> _TAREAS POR RESOLVER_:
A. Según el texto proporcionado, ¿de cuántas dosis es el esquema de inmunización para COVID-19?
B. Enumera todas las vacunas que, según el texto proporcionado, integran el programa actual de inmunización para COVID-19 en el Perú.

Subject(s)
COVID-19 , Vaccines , COVID-19/prevention & control , COVID-19 Vaccines , Humans , Immunization, Secondary , Incidence , Vaccination , Vaccine EfficacyABSTRACT
Introducción: En el Perú, el programa actual de inmunización para COVID-19 comprende las vacunas BBIBP-CorV, BNT162B2 y ChAdOx1 nCoV-19. Si bien el esquema de inmunización es de dos dosis, algunos países han incluido recientemente una dosis de refuerzo a su esquema. Métodos: Se realizó una búsqueda de evidencia científica sobre la eficacia y seguridad de la vacunación de refuerzo con la vacuna BNT162b2 en población con esquema de vacunación completa para COVID-19 en Perú. Evidencia incluida: Se consideraron cuatro documentos de recomendación basados en evidencia, un estudio observacional y tres ensayos clínicos fase III en curso. Conclusión: A la fecha, no existe evidencia suficiente sobre la eficacia de agregar una dosis de refuerzo al esquema de inmunización para COVID-19. La evidencia disponible no permite justificar el uso de una dosis de refuerzo con la vacuna BNT162B2 en población que recibió previamente dos dosis de las vacunas anteriormente mencionadas.

> _MATERIAL PROPORCIONADO_:
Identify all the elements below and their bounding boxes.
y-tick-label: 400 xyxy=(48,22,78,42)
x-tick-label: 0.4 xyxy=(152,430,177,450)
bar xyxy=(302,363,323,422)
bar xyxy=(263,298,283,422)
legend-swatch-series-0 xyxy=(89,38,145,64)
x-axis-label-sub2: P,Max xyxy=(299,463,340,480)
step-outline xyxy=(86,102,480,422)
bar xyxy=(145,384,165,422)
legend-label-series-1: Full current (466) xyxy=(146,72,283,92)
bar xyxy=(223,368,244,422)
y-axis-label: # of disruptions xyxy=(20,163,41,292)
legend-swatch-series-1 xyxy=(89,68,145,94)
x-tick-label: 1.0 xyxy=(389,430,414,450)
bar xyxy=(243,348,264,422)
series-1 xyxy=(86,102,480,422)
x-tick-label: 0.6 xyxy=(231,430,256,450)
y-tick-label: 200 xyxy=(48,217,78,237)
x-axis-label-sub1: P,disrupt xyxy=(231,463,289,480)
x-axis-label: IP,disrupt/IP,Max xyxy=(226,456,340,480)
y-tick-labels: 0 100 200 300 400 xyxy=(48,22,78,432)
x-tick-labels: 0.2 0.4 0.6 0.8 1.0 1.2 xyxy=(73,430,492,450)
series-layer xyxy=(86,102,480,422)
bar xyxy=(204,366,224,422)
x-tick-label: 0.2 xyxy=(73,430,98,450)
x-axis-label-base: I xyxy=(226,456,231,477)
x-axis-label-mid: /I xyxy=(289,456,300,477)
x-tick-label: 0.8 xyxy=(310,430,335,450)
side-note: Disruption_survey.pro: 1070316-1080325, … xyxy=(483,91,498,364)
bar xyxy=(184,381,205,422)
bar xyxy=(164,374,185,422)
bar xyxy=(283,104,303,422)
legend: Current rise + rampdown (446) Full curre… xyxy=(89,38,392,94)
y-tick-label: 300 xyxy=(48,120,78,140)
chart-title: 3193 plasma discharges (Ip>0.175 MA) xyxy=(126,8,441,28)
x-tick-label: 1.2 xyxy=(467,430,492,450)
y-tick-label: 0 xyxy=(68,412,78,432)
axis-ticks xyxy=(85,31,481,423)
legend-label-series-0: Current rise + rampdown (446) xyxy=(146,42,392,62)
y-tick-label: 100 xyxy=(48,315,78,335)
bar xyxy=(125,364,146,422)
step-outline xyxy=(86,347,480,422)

> _CLAVES DE RESPUESTA_:
A. El esquema de inmunización es de dos dosis.

B. BBIBP-CorV, BNT162B2 y ChAdOx1 nCoV-19.